Stored items
###

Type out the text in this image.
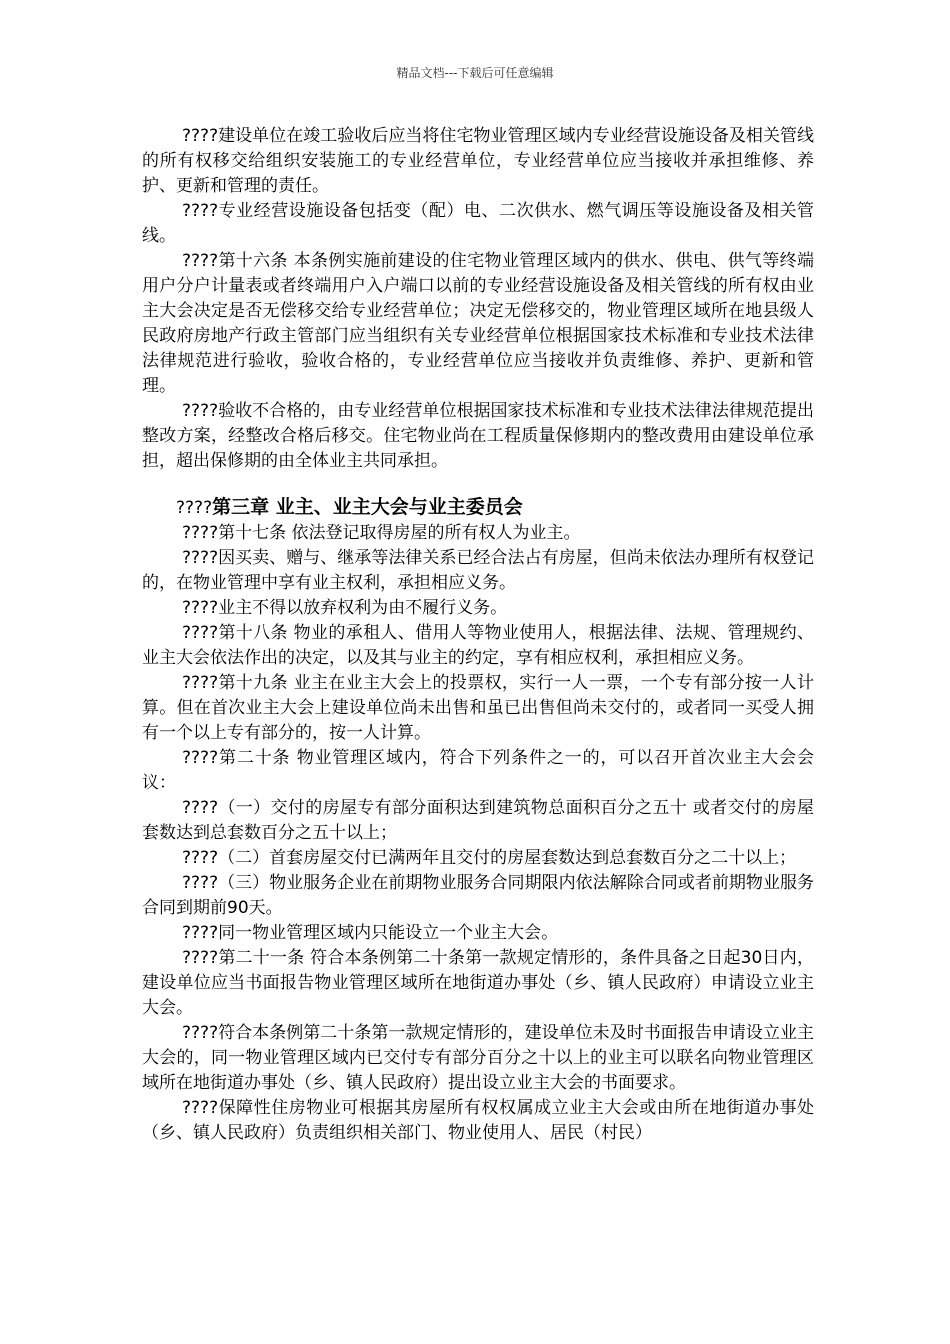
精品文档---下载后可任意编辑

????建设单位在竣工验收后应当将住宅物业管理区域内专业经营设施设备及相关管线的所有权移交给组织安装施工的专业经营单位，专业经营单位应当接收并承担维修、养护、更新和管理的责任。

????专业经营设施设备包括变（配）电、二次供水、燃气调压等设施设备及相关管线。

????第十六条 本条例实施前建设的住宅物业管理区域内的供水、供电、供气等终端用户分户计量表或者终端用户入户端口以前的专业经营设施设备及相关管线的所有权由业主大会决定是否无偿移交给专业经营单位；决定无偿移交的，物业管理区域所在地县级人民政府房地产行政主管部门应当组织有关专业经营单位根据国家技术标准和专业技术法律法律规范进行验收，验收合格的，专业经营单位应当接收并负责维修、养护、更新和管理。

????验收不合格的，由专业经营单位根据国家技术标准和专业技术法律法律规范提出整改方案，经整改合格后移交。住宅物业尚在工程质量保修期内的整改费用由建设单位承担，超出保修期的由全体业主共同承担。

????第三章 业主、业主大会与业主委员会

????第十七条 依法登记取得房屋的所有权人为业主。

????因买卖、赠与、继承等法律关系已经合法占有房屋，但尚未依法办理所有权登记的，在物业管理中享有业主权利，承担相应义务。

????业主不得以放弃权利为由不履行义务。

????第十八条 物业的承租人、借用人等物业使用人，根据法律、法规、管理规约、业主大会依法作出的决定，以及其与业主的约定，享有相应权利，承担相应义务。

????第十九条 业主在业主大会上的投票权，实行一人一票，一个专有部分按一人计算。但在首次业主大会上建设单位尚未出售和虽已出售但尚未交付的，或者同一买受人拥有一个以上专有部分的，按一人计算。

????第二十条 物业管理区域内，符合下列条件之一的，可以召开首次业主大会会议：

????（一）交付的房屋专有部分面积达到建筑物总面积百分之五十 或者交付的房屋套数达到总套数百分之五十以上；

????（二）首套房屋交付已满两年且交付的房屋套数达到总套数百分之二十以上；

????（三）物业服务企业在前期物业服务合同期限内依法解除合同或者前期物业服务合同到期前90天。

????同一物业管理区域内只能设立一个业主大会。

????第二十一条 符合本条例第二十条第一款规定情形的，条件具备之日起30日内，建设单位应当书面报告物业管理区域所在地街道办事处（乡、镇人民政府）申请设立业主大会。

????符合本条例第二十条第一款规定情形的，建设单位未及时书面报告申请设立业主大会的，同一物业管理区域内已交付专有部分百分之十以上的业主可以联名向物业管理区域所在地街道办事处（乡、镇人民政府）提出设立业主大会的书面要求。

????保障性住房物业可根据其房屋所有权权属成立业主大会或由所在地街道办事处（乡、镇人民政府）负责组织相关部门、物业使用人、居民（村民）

###

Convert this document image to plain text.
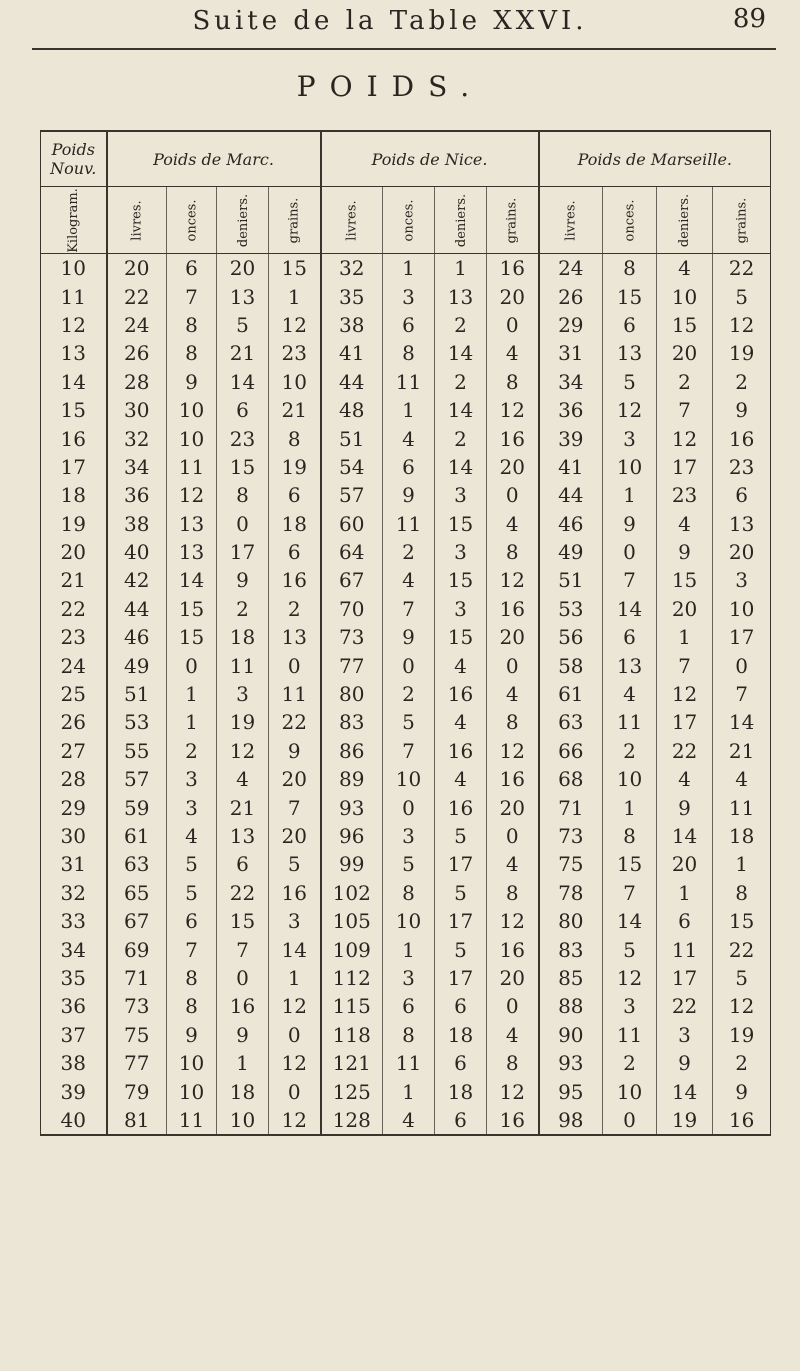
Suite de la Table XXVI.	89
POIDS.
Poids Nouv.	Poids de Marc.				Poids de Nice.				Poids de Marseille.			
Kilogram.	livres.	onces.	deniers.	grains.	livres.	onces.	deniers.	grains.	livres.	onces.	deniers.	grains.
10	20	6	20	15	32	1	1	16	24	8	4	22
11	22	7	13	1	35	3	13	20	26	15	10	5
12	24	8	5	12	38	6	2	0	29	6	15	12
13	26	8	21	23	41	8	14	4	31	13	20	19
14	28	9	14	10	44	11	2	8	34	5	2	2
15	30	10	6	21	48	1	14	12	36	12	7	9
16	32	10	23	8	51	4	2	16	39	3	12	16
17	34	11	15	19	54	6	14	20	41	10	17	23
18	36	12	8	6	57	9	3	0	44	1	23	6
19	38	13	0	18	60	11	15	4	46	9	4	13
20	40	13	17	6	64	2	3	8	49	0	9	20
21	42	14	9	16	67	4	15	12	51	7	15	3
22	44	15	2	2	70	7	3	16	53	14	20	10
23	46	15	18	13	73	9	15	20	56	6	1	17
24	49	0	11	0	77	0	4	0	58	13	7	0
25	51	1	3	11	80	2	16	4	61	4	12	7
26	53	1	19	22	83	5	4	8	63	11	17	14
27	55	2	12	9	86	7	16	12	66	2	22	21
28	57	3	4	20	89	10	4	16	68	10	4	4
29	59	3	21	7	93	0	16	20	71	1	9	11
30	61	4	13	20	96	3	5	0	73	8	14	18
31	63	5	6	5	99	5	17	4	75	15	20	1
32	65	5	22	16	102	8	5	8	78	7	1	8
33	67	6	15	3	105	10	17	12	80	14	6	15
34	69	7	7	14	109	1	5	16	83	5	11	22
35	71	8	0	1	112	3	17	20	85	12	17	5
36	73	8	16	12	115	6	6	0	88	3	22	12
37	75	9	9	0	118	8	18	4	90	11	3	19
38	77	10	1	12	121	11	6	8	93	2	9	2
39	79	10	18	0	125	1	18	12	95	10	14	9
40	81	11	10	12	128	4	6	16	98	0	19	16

###

• **PROBLEM STATEMENT**:
From the listing above, pick out each line where the word "image" appears.

• **IN RESPONSE**:
Type out the text in this image.
Convert this document image to plain text.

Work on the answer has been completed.